Material shown:
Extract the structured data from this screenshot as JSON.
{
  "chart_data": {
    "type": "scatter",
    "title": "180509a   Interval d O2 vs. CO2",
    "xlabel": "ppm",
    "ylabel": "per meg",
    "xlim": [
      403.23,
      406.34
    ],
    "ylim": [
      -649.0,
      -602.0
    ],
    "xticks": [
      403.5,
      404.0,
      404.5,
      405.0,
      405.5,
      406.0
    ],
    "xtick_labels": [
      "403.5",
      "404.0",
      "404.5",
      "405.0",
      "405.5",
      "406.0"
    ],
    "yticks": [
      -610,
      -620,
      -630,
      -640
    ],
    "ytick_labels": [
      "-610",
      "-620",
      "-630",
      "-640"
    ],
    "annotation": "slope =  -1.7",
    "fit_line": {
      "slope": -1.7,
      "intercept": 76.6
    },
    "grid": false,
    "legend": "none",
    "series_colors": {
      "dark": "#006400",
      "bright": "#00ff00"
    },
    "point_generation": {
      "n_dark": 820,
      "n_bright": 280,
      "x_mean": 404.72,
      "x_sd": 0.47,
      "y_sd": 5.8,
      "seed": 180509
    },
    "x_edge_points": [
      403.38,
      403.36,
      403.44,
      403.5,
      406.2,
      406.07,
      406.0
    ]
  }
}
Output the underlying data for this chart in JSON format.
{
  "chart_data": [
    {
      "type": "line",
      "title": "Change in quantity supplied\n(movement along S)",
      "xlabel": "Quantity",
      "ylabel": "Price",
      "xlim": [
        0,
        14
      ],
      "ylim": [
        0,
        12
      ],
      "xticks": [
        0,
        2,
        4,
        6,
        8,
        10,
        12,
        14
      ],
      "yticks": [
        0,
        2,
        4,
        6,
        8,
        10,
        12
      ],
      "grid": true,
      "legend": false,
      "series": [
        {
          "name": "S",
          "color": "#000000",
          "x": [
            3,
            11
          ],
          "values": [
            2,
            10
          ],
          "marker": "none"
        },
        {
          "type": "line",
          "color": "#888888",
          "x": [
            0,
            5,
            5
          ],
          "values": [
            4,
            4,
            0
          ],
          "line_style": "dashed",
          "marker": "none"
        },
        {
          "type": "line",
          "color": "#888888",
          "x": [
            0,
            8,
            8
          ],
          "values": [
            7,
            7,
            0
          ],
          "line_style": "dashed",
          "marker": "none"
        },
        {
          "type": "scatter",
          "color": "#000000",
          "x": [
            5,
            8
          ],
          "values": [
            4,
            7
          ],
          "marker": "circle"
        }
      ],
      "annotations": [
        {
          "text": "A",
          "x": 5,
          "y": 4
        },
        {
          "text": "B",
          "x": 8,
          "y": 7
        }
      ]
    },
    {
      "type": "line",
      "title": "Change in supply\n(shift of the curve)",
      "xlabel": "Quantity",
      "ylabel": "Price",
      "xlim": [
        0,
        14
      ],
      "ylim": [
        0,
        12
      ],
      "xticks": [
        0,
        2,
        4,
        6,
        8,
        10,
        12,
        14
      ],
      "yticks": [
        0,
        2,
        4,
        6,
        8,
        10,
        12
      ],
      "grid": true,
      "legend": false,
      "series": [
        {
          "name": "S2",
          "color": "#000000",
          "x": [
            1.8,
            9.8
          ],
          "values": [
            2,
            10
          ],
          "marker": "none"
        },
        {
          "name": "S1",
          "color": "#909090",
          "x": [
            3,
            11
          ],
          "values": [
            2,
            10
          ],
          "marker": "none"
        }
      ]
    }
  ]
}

Given problem: Copy out all of the records shown above exactly.

Final answer:
Extract the structured data from this screenshot as JSON.
{
  "chart_data": {
    "type": "scatter",
    "title": "180509a   Interval d O2 vs. CO2",
    "xlabel": "ppm",
    "ylabel": "per meg",
    "xlim": [
      403.23,
      406.34
    ],
    "ylim": [
      -649.0,
      -602.0
    ],
    "xticks": [
      403.5,
      404.0,
      404.5,
      405.0,
      405.5,
      406.0
    ],
    "xtick_labels": [
      "403.5",
      "404.0",
      "404.5",
      "405.0",
      "405.5",
      "406.0"
    ],
    "yticks": [
      -610,
      -620,
      -630,
      -640
    ],
    "ytick_labels": [
      "-610",
      "-620",
      "-630",
      "-640"
    ],
    "annotation": "slope =  -1.7",
    "fit_line": {
      "slope": -1.7,
      "intercept": 76.6
    },
    "grid": false,
    "legend": "none",
    "series_colors": {
      "dark": "#006400",
      "bright": "#00ff00"
    },
    "point_generation": {
      "n_dark": 820,
      "n_bright": 280,
      "x_mean": 404.72,
      "x_sd": 0.47,
      "y_sd": 5.8,
      "seed": 180509
    },
    "x_edge_points": [
      403.38,
      403.36,
      403.44,
      403.5,
      406.2,
      406.07,
      406.0
    ]
  }
}
Output the underlying data for this chart in JSON format.
{
  "chart_data": [
    {
      "type": "line",
      "title": "Change in quantity supplied\n(movement along S)",
      "xlabel": "Quantity",
      "ylabel": "Price",
      "xlim": [
        0,
        14
      ],
      "ylim": [
        0,
        12
      ],
      "xticks": [
        0,
        2,
        4,
        6,
        8,
        10,
        12,
        14
      ],
      "yticks": [
        0,
        2,
        4,
        6,
        8,
        10,
        12
      ],
      "grid": true,
      "legend": false,
      "series": [
        {
          "name": "S",
          "color": "#000000",
          "x": [
            3,
            11
          ],
          "values": [
            2,
            10
          ],
          "marker": "none"
        },
        {
          "type": "line",
          "color": "#888888",
          "x": [
            0,
            5,
            5
          ],
          "values": [
            4,
            4,
            0
          ],
          "line_style": "dashed",
          "marker": "none"
        },
        {
          "type": "line",
          "color": "#888888",
          "x": [
            0,
            8,
            8
          ],
          "values": [
            7,
            7,
            0
          ],
          "line_style": "dashed",
          "marker": "none"
        },
        {
          "type": "scatter",
          "color": "#000000",
          "x": [
            5,
            8
          ],
          "values": [
            4,
            7
          ],
          "marker": "circle"
        }
      ],
      "annotations": [
        {
          "text": "A",
          "x": 5,
          "y": 4
        },
        {
          "text": "B",
          "x": 8,
          "y": 7
        }
      ]
    },
    {
      "type": "line",
      "title": "Change in supply\n(shift of the curve)",
      "xlabel": "Quantity",
      "ylabel": "Price",
      "xlim": [
        0,
        14
      ],
      "ylim": [
        0,
        12
      ],
      "xticks": [
        0,
        2,
        4,
        6,
        8,
        10,
        12,
        14
      ],
      "yticks": [
        0,
        2,
        4,
        6,
        8,
        10,
        12
      ],
      "grid": true,
      "legend": false,
      "series": [
        {
          "name": "S2",
          "color": "#000000",
          "x": [
            1.8,
            9.8
          ],
          "values": [
            2,
            10
          ],
          "marker": "none"
        },
        {
          "name": "S1",
          "color": "#909090",
          "x": [
            3,
            11
          ],
          "values": [
            2,
            10
          ],
          "marker": "none"
        }
      ]
    }
  ]
}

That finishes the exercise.